- Aim: Copy the material that follows word for word and omit its pictures.

- Extracted information:
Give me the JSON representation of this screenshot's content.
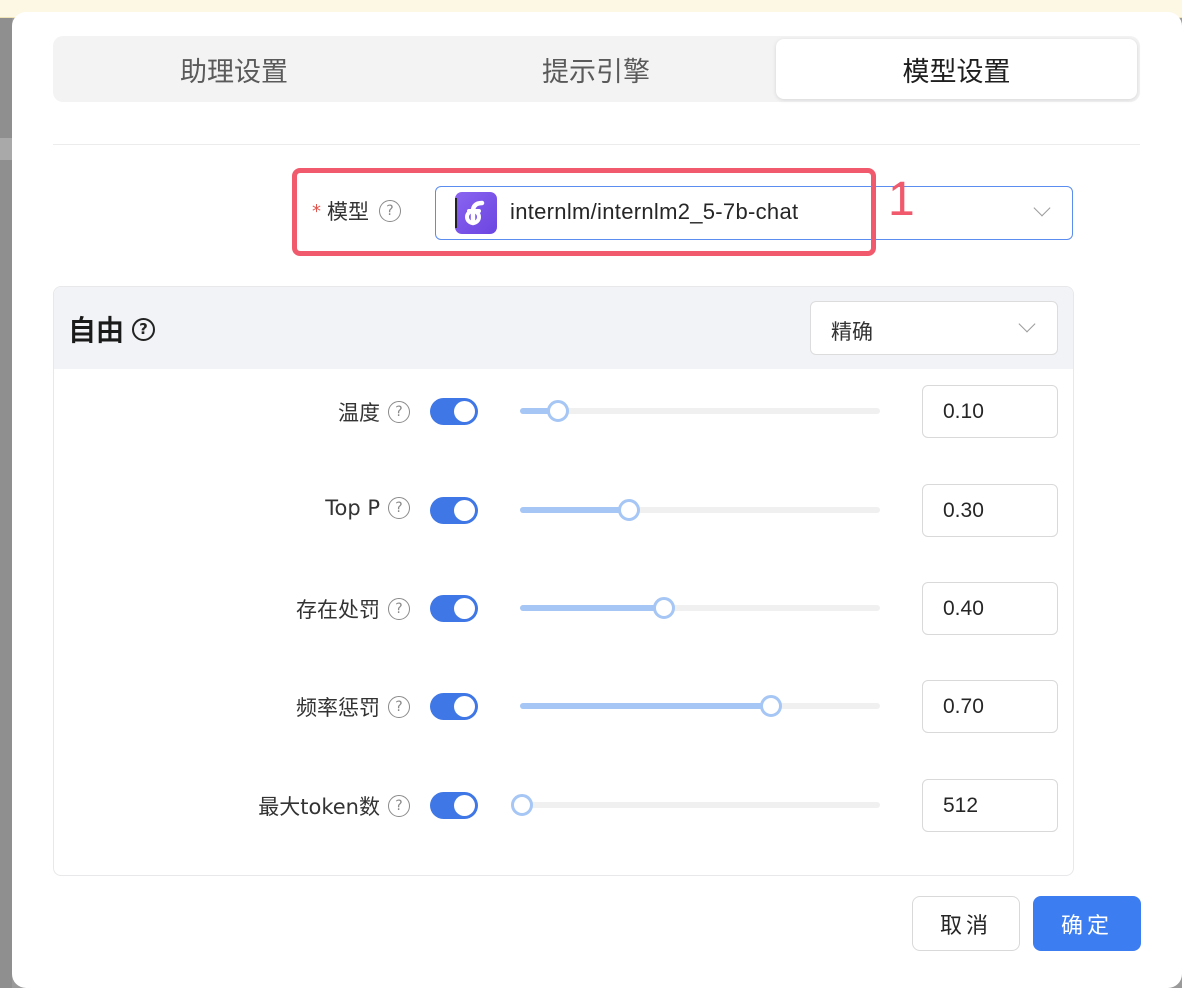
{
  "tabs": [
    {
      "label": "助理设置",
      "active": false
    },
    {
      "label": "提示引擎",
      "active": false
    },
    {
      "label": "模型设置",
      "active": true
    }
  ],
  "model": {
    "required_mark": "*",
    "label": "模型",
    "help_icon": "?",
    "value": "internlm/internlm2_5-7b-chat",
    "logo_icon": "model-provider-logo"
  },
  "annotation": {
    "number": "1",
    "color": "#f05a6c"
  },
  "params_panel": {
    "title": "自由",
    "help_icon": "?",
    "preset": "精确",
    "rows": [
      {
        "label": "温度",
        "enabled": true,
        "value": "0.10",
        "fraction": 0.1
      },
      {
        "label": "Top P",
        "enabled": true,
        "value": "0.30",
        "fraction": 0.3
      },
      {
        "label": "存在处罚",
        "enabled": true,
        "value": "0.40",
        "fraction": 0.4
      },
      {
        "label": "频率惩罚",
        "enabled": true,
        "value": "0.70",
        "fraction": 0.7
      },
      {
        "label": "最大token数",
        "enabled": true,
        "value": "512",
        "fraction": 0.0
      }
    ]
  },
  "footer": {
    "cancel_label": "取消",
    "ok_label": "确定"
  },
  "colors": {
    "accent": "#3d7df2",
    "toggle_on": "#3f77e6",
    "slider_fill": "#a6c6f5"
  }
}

- Expected answer:
Give me the JSON representation of this screenshot's content.
{
  "tabs": [
    {
      "label": "助理设置",
      "active": false
    },
    {
      "label": "提示引擎",
      "active": false
    },
    {
      "label": "模型设置",
      "active": true
    }
  ],
  "model": {
    "required_mark": "*",
    "label": "模型",
    "help_icon": "?",
    "value": "internlm/internlm2_5-7b-chat",
    "logo_icon": "model-provider-logo"
  },
  "annotation": {
    "number": "1",
    "color": "#f05a6c"
  },
  "params_panel": {
    "title": "自由",
    "help_icon": "?",
    "preset": "精确",
    "rows": [
      {
        "label": "温度",
        "enabled": true,
        "value": "0.10",
        "fraction": 0.1
      },
      {
        "label": "Top P",
        "enabled": true,
        "value": "0.30",
        "fraction": 0.3
      },
      {
        "label": "存在处罚",
        "enabled": true,
        "value": "0.40",
        "fraction": 0.4
      },
      {
        "label": "频率惩罚",
        "enabled": true,
        "value": "0.70",
        "fraction": 0.7
      },
      {
        "label": "最大token数",
        "enabled": true,
        "value": "512",
        "fraction": 0.0
      }
    ]
  },
  "footer": {
    "cancel_label": "取消",
    "ok_label": "确定"
  },
  "colors": {
    "accent": "#3d7df2",
    "toggle_on": "#3f77e6",
    "slider_fill": "#a6c6f5"
  }
}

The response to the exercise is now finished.